Figure collection entries
++++++
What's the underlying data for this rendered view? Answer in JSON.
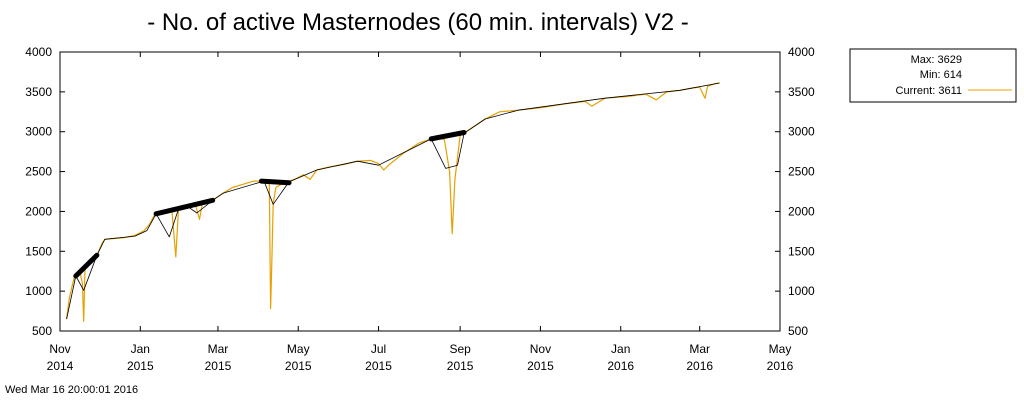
{
  "chart_data": {
    "type": "line",
    "title": "- No. of active Masternodes (60 min. intervals) V2 -",
    "timestamp": "Wed Mar 16 20:00:01 2016",
    "ylim": [
      500,
      4000
    ],
    "y_ticks": [
      500,
      1000,
      1500,
      2000,
      2500,
      3000,
      3500,
      4000
    ],
    "xlim": [
      "2014-11-01",
      "2016-05-01"
    ],
    "x_ticks": [
      {
        "date": "2014-11-01",
        "line1": "Nov",
        "line2": "2014"
      },
      {
        "date": "2015-01-01",
        "line1": "Jan",
        "line2": "2015"
      },
      {
        "date": "2015-03-01",
        "line1": "Mar",
        "line2": "2015"
      },
      {
        "date": "2015-05-01",
        "line1": "May",
        "line2": "2015"
      },
      {
        "date": "2015-07-01",
        "line1": "Jul",
        "line2": "2015"
      },
      {
        "date": "2015-09-01",
        "line1": "Sep",
        "line2": "2015"
      },
      {
        "date": "2015-11-01",
        "line1": "Nov",
        "line2": "2015"
      },
      {
        "date": "2016-01-01",
        "line1": "Jan",
        "line2": "2016"
      },
      {
        "date": "2016-03-01",
        "line1": "Mar",
        "line2": "2016"
      },
      {
        "date": "2016-05-01",
        "line1": "May",
        "line2": "2016"
      }
    ],
    "legend": {
      "position": "right",
      "max_label": "Max: 3629",
      "min_label": "Min: 614",
      "current_label": "Current: 3611"
    },
    "series": [
      {
        "color": "#e8a000",
        "points": [
          [
            "2014-11-06",
            650
          ],
          [
            "2014-11-08",
            900
          ],
          [
            "2014-11-10",
            1050
          ],
          [
            "2014-11-12",
            1180
          ],
          [
            "2014-11-14",
            1220
          ],
          [
            "2014-11-16",
            1250
          ],
          [
            "2014-11-18",
            1100
          ],
          [
            "2014-11-19",
            620
          ],
          [
            "2014-11-20",
            1280
          ],
          [
            "2014-11-23",
            1330
          ],
          [
            "2014-11-26",
            1400
          ],
          [
            "2014-11-29",
            1450
          ],
          [
            "2014-12-03",
            1600
          ],
          [
            "2014-12-05",
            1650
          ],
          [
            "2014-12-12",
            1660
          ],
          [
            "2014-12-20",
            1670
          ],
          [
            "2014-12-28",
            1700
          ],
          [
            "2015-01-04",
            1760
          ],
          [
            "2015-01-08",
            1840
          ],
          [
            "2015-01-12",
            1960
          ],
          [
            "2015-01-15",
            1980
          ],
          [
            "2015-01-20",
            2000
          ],
          [
            "2015-01-25",
            2010
          ],
          [
            "2015-01-28",
            1430
          ],
          [
            "2015-01-30",
            2030
          ],
          [
            "2015-02-05",
            2060
          ],
          [
            "2015-02-12",
            2080
          ],
          [
            "2015-02-15",
            1900
          ],
          [
            "2015-02-17",
            2090
          ],
          [
            "2015-02-25",
            2140
          ],
          [
            "2015-03-05",
            2230
          ],
          [
            "2015-03-12",
            2300
          ],
          [
            "2015-03-20",
            2340
          ],
          [
            "2015-03-28",
            2380
          ],
          [
            "2015-04-05",
            2380
          ],
          [
            "2015-04-09",
            2350
          ],
          [
            "2015-04-10",
            780
          ],
          [
            "2015-04-11",
            1400
          ],
          [
            "2015-04-12",
            2100
          ],
          [
            "2015-04-14",
            2300
          ],
          [
            "2015-04-20",
            2360
          ],
          [
            "2015-04-28",
            2400
          ],
          [
            "2015-05-05",
            2460
          ],
          [
            "2015-05-10",
            2400
          ],
          [
            "2015-05-15",
            2520
          ],
          [
            "2015-05-25",
            2560
          ],
          [
            "2015-06-05",
            2590
          ],
          [
            "2015-06-15",
            2630
          ],
          [
            "2015-06-25",
            2640
          ],
          [
            "2015-07-01",
            2600
          ],
          [
            "2015-07-05",
            2520
          ],
          [
            "2015-07-10",
            2600
          ],
          [
            "2015-07-20",
            2730
          ],
          [
            "2015-08-01",
            2860
          ],
          [
            "2015-08-10",
            2910
          ],
          [
            "2015-08-15",
            2930
          ],
          [
            "2015-08-20",
            2900
          ],
          [
            "2015-08-24",
            2500
          ],
          [
            "2015-08-26",
            1720
          ],
          [
            "2015-08-28",
            2400
          ],
          [
            "2015-09-01",
            2950
          ],
          [
            "2015-09-10",
            3050
          ],
          [
            "2015-09-20",
            3160
          ],
          [
            "2015-10-01",
            3250
          ],
          [
            "2015-10-15",
            3270
          ],
          [
            "2015-11-01",
            3300
          ],
          [
            "2015-11-20",
            3350
          ],
          [
            "2015-12-05",
            3380
          ],
          [
            "2015-12-10",
            3320
          ],
          [
            "2015-12-20",
            3420
          ],
          [
            "2016-01-05",
            3440
          ],
          [
            "2016-01-20",
            3470
          ],
          [
            "2016-01-28",
            3400
          ],
          [
            "2016-02-05",
            3500
          ],
          [
            "2016-02-15",
            3520
          ],
          [
            "2016-02-25",
            3550
          ],
          [
            "2016-03-01",
            3560
          ],
          [
            "2016-03-05",
            3420
          ],
          [
            "2016-03-07",
            3570
          ],
          [
            "2016-03-12",
            3600
          ],
          [
            "2016-03-16",
            3611
          ]
        ]
      },
      {
        "color": "#000000",
        "points": [
          [
            "2014-11-06",
            650
          ],
          [
            "2014-11-13",
            1190
          ],
          [
            "2014-11-19",
            1010
          ],
          [
            "2014-11-29",
            1450
          ],
          [
            "2014-12-05",
            1650
          ],
          [
            "2014-12-28",
            1690
          ],
          [
            "2015-01-06",
            1760
          ],
          [
            "2015-01-13",
            1970
          ],
          [
            "2015-01-23",
            1680
          ],
          [
            "2015-01-30",
            2030
          ],
          [
            "2015-02-06",
            2060
          ],
          [
            "2015-02-13",
            1980
          ],
          [
            "2015-02-25",
            2140
          ],
          [
            "2015-03-05",
            2230
          ],
          [
            "2015-04-05",
            2380
          ],
          [
            "2015-04-12",
            2090
          ],
          [
            "2015-04-24",
            2370
          ],
          [
            "2015-05-15",
            2520
          ],
          [
            "2015-06-15",
            2630
          ],
          [
            "2015-07-01",
            2580
          ],
          [
            "2015-08-10",
            2910
          ],
          [
            "2015-08-21",
            2540
          ],
          [
            "2015-08-30",
            2580
          ],
          [
            "2015-09-04",
            2980
          ],
          [
            "2015-09-20",
            3160
          ],
          [
            "2015-10-15",
            3270
          ],
          [
            "2015-12-20",
            3420
          ],
          [
            "2016-02-15",
            3520
          ],
          [
            "2016-03-16",
            3611
          ]
        ]
      }
    ],
    "highlight_segments": [
      {
        "color": "#000000",
        "from": [
          "2014-11-13",
          1190
        ],
        "to": [
          "2014-11-29",
          1450
        ]
      },
      {
        "color": "#000000",
        "from": [
          "2015-01-13",
          1970
        ],
        "to": [
          "2015-02-25",
          2140
        ]
      },
      {
        "color": "#000000",
        "from": [
          "2015-04-03",
          2380
        ],
        "to": [
          "2015-04-24",
          2360
        ]
      },
      {
        "color": "#000000",
        "from": [
          "2015-08-10",
          2910
        ],
        "to": [
          "2015-09-04",
          2990
        ]
      }
    ]
  }
}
++++++
TASK BRIEF -> Your task is to gather all lines from the entries above that hold the word "date".

THE RESPONSE ->
        "date": "2014-11-01",
        "date": "2015-01-01",
        "date": "2015-03-01",
        "date": "2015-05-01",
        "date": "2015-07-01",
        "date": "2015-09-01",
        "date": "2015-11-01",
        "date": "2016-01-01",
        "date": "2016-03-01",
        "date": "2016-05-01",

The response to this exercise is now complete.